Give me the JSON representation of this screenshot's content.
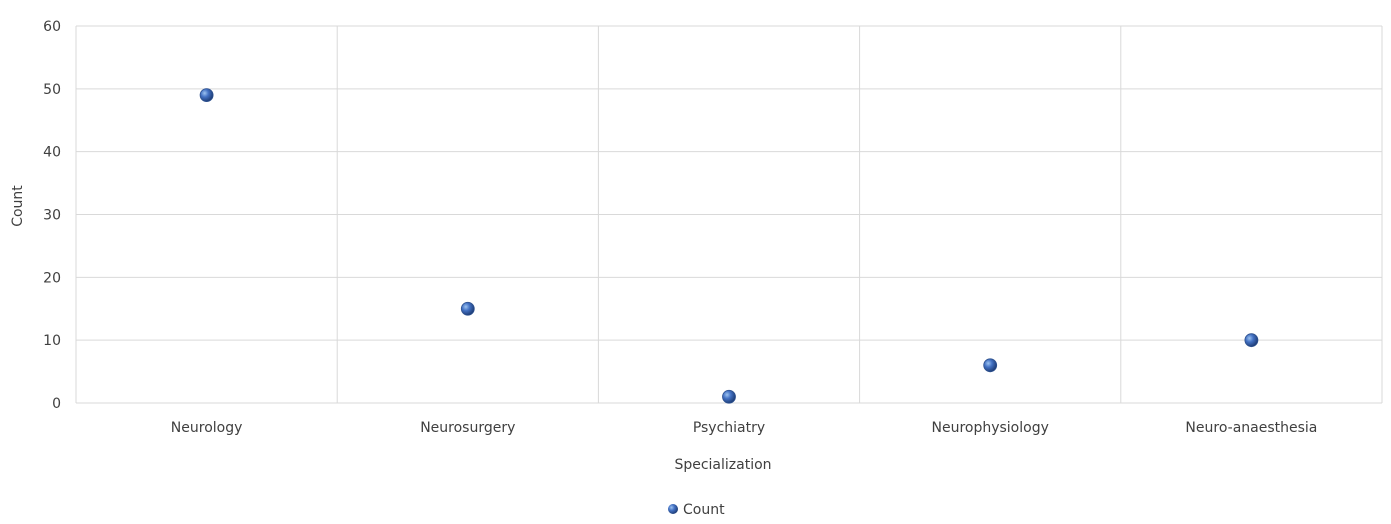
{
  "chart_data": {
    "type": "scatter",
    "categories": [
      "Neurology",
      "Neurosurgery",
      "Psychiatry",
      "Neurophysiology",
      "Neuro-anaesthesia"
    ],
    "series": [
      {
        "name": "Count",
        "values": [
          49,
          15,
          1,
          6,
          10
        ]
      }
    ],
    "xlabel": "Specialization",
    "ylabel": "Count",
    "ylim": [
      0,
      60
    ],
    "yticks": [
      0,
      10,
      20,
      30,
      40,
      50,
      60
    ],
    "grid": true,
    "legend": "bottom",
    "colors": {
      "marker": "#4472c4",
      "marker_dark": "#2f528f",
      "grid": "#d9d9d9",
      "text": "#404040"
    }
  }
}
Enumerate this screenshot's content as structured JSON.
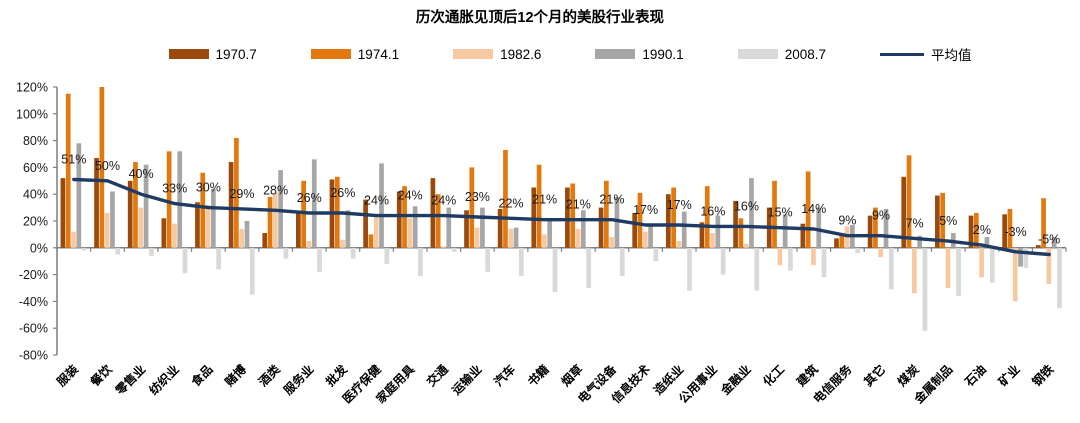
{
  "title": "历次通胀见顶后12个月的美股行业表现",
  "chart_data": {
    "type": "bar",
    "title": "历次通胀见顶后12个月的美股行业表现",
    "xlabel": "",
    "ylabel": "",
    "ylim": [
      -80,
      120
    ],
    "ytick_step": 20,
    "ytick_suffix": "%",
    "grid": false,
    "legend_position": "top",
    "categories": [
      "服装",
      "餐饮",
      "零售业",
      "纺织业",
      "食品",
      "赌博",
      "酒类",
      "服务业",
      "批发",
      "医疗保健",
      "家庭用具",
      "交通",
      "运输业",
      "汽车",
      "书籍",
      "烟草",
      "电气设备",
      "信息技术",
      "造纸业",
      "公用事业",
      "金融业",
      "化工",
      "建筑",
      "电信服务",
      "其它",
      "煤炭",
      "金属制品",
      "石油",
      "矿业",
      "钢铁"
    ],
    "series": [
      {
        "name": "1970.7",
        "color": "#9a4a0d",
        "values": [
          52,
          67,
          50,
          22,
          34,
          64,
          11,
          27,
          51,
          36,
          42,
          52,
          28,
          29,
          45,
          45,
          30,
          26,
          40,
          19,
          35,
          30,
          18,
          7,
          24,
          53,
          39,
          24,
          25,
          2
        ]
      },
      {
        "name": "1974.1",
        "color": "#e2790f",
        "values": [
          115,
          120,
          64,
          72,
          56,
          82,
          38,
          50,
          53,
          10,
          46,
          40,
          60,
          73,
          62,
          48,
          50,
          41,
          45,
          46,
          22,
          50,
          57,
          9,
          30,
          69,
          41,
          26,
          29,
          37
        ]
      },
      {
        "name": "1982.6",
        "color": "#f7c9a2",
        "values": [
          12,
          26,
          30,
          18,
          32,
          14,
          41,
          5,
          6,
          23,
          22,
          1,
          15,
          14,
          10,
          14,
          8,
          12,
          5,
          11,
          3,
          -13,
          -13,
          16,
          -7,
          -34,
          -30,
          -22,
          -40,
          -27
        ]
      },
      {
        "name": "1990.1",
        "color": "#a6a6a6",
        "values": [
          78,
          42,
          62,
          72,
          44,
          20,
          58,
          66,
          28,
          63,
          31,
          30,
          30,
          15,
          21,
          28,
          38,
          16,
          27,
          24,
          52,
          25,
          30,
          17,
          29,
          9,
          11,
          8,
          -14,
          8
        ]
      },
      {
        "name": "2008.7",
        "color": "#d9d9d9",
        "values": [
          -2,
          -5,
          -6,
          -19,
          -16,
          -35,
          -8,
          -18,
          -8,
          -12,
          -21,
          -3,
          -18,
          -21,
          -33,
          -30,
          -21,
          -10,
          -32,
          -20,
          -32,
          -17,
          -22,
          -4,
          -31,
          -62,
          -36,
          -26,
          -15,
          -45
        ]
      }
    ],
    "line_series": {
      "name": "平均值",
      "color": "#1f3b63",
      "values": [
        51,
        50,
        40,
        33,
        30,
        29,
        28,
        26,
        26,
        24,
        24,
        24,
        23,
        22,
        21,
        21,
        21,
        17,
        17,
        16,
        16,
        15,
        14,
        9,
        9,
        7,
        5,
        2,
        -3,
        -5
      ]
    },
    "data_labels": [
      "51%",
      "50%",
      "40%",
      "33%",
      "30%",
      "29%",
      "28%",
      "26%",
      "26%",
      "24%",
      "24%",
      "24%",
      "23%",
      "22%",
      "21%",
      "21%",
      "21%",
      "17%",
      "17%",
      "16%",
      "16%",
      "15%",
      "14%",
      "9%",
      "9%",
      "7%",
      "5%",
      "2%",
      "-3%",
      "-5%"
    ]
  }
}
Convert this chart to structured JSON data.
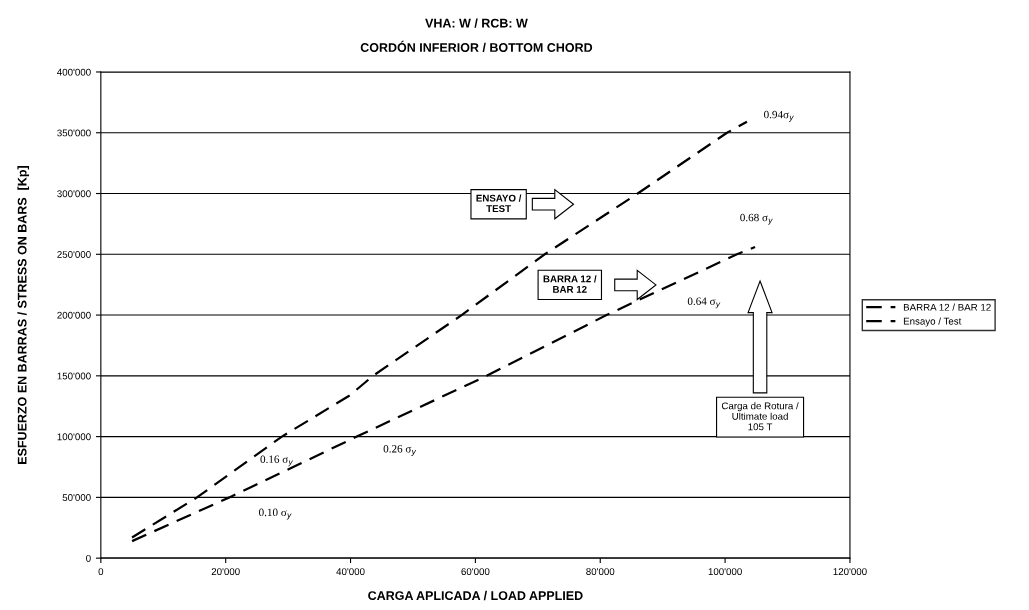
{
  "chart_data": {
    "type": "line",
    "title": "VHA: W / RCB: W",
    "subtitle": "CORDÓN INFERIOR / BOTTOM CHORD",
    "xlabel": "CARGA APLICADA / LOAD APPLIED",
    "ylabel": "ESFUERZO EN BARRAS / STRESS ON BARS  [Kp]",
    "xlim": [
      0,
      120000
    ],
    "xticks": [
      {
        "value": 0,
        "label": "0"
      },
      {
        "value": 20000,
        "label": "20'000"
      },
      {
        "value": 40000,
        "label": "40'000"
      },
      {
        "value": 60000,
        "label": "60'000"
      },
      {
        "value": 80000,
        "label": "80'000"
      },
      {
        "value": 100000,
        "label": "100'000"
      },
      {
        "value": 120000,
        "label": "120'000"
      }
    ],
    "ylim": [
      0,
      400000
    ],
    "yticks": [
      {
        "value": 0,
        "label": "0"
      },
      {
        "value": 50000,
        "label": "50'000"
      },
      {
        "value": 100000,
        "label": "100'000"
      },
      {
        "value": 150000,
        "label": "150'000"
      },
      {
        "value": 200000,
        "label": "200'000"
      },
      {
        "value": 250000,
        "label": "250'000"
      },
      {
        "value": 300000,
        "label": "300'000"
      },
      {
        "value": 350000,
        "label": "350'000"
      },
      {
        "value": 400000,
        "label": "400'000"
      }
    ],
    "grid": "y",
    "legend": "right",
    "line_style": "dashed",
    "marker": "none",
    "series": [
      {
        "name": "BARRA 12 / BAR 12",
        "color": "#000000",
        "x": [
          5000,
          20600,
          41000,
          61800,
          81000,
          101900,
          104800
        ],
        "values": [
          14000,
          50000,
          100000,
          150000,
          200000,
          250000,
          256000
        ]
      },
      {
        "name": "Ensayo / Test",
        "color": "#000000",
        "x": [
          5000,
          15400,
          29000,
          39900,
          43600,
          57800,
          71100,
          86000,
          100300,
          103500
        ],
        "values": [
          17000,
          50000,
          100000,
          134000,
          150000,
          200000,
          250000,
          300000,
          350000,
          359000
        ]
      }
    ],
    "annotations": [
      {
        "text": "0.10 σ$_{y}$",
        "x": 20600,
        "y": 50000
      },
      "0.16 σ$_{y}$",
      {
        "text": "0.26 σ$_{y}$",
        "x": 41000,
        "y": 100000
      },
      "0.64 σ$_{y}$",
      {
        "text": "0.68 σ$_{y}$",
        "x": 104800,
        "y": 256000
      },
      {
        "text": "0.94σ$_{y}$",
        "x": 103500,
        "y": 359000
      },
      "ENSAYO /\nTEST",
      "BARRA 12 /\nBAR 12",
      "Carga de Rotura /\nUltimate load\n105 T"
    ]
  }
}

· · · · ·

§ Exercise aim
Please set down each line of the data above exactly as written, without the pictures.

§ The completed task
Give me the JSON representation of this screenshot's content.
{
  "chart_data": {
    "type": "scatter",
    "categories": [
      "Neurology",
      "Neurosurgery",
      "Psychiatry",
      "Neurophysiology",
      "Neuro-anaesthesia"
    ],
    "series": [
      {
        "name": "Count",
        "values": [
          49,
          15,
          1,
          6,
          10
        ]
      }
    ],
    "xlabel": "Specialization",
    "ylabel": "Count",
    "ylim": [
      0,
      60
    ],
    "yticks": [
      0,
      10,
      20,
      30,
      40,
      50,
      60
    ],
    "grid": true,
    "legend": "bottom",
    "colors": {
      "marker": "#4472c4",
      "marker_dark": "#2f528f",
      "grid": "#d9d9d9",
      "text": "#404040"
    }
  }
}
Enumerate this screenshot's content as structured JSON.
{
  "title": "历次通胀见顶后12个月的美股行业表现",
  "chart_data": {
    "type": "bar",
    "title": "历次通胀见顶后12个月的美股行业表现",
    "xlabel": "",
    "ylabel": "",
    "ylim": [
      -80,
      120
    ],
    "ytick_step": 20,
    "ytick_suffix": "%",
    "grid": false,
    "legend_position": "top",
    "categories": [
      "服装",
      "餐饮",
      "零售业",
      "纺织业",
      "食品",
      "赌博",
      "酒类",
      "服务业",
      "批发",
      "医疗保健",
      "家庭用具",
      "交通",
      "运输业",
      "汽车",
      "书籍",
      "烟草",
      "电气设备",
      "信息技术",
      "造纸业",
      "公用事业",
      "金融业",
      "化工",
      "建筑",
      "电信服务",
      "其它",
      "煤炭",
      "金属制品",
      "石油",
      "矿业",
      "钢铁"
    ],
    "series": [
      {
        "name": "1970.7",
        "color": "#9a4a0d",
        "values": [
          52,
          67,
          50,
          22,
          34,
          64,
          11,
          27,
          51,
          36,
          42,
          52,
          28,
          29,
          45,
          45,
          30,
          26,
          40,
          19,
          35,
          30,
          18,
          7,
          24,
          53,
          39,
          24,
          25,
          2
        ]
      },
      {
        "name": "1974.1",
        "color": "#e2790f",
        "values": [
          115,
          120,
          64,
          72,
          56,
          82,
          38,
          50,
          53,
          10,
          46,
          40,
          60,
          73,
          62,
          48,
          50,
          41,
          45,
          46,
          22,
          50,
          57,
          9,
          30,
          69,
          41,
          26,
          29,
          37
        ]
      },
      {
        "name": "1982.6",
        "color": "#f7c9a2",
        "values": [
          12,
          26,
          30,
          18,
          32,
          14,
          41,
          5,
          6,
          23,
          22,
          1,
          15,
          14,
          10,
          14,
          8,
          12,
          5,
          11,
          3,
          -13,
          -13,
          16,
          -7,
          -34,
          -30,
          -22,
          -40,
          -27
        ]
      },
      {
        "name": "1990.1",
        "color": "#a6a6a6",
        "values": [
          78,
          42,
          62,
          72,
          44,
          20,
          58,
          66,
          28,
          63,
          31,
          30,
          30,
          15,
          21,
          28,
          38,
          16,
          27,
          24,
          52,
          25,
          30,
          17,
          29,
          9,
          11,
          8,
          -14,
          8
        ]
      },
      {
        "name": "2008.7",
        "color": "#d9d9d9",
        "values": [
          -2,
          -5,
          -6,
          -19,
          -16,
          -35,
          -8,
          -18,
          -8,
          -12,
          -21,
          -3,
          -18,
          -21,
          -33,
          -30,
          -21,
          -10,
          -32,
          -20,
          -32,
          -17,
          -22,
          -4,
          -31,
          -62,
          -36,
          -26,
          -15,
          -45
        ]
      }
    ],
    "line_series": {
      "name": "平均值",
      "color": "#1f3b63",
      "values": [
        51,
        50,
        40,
        33,
        30,
        29,
        28,
        26,
        26,
        24,
        24,
        24,
        23,
        22,
        21,
        21,
        21,
        17,
        17,
        16,
        16,
        15,
        14,
        9,
        9,
        7,
        5,
        2,
        -3,
        -5
      ]
    },
    "data_labels": [
      "51%",
      "50%",
      "40%",
      "33%",
      "30%",
      "29%",
      "28%",
      "26%",
      "26%",
      "24%",
      "24%",
      "24%",
      "23%",
      "22%",
      "21%",
      "21%",
      "21%",
      "17%",
      "17%",
      "16%",
      "16%",
      "15%",
      "14%",
      "9%",
      "9%",
      "7%",
      "5%",
      "2%",
      "-3%",
      "-5%"
    ]
  }
}
Convert this chart to structured JSON data.
{
  "chart_data": {
    "type": "line",
    "title": "VHA: W / RCB: W",
    "subtitle": "CORDÓN INFERIOR / BOTTOM CHORD",
    "xlabel": "CARGA APLICADA / LOAD APPLIED",
    "ylabel": "ESFUERZO EN BARRAS / STRESS ON BARS  [Kp]",
    "xlim": [
      0,
      120000
    ],
    "xticks": [
      {
        "value": 0,
        "label": "0"
      },
      {
        "value": 20000,
        "label": "20'000"
      },
      {
        "value": 40000,
        "label": "40'000"
      },
      {
        "value": 60000,
        "label": "60'000"
      },
      {
        "value": 80000,
        "label": "80'000"
      },
      {
        "value": 100000,
        "label": "100'000"
      },
      {
        "value": 120000,
        "label": "120'000"
      }
    ],
    "ylim": [
      0,
      400000
    ],
    "yticks": [
      {
        "value": 0,
        "label": "0"
      },
      {
        "value": 50000,
        "label": "50'000"
      },
      {
        "value": 100000,
        "label": "100'000"
      },
      {
        "value": 150000,
        "label": "150'000"
      },
      {
        "value": 200000,
        "label": "200'000"
      },
      {
        "value": 250000,
        "label": "250'000"
      },
      {
        "value": 300000,
        "label": "300'000"
      },
      {
        "value": 350000,
        "label": "350'000"
      },
      {
        "value": 400000,
        "label": "400'000"
      }
    ],
    "grid": "y",
    "legend": "right",
    "line_style": "dashed",
    "marker": "none",
    "series": [
      {
        "name": "BARRA 12 / BAR 12",
        "color": "#000000",
        "x": [
          5000,
          20600,
          41000,
          61800,
          81000,
          101900,
          104800
        ],
        "values": [
          14000,
          50000,
          100000,
          150000,
          200000,
          250000,
          256000
        ]
      },
      {
        "name": "Ensayo / Test",
        "color": "#000000",
        "x": [
          5000,
          15400,
          29000,
          39900,
          43600,
          57800,
          71100,
          86000,
          100300,
          103500
        ],
        "values": [
          17000,
          50000,
          100000,
          134000,
          150000,
          200000,
          250000,
          300000,
          350000,
          359000
        ]
      }
    ],
    "annotations": [
      {
        "text": "0.10 σ$_{y}$",
        "x": 20600,
        "y": 50000
      },
      "0.16 σ$_{y}$",
      {
        "text": "0.26 σ$_{y}$",
        "x": 41000,
        "y": 100000
      },
      "0.64 σ$_{y}$",
      {
        "text": "0.68 σ$_{y}$",
        "x": 104800,
        "y": 256000
      },
      {
        "text": "0.94σ$_{y}$",
        "x": 103500,
        "y": 359000
      },
      "ENSAYO /\nTEST",
      "BARRA 12 /\nBAR 12",
      "Carga de Rotura /\nUltimate load\n105 T"
    ]
  }
}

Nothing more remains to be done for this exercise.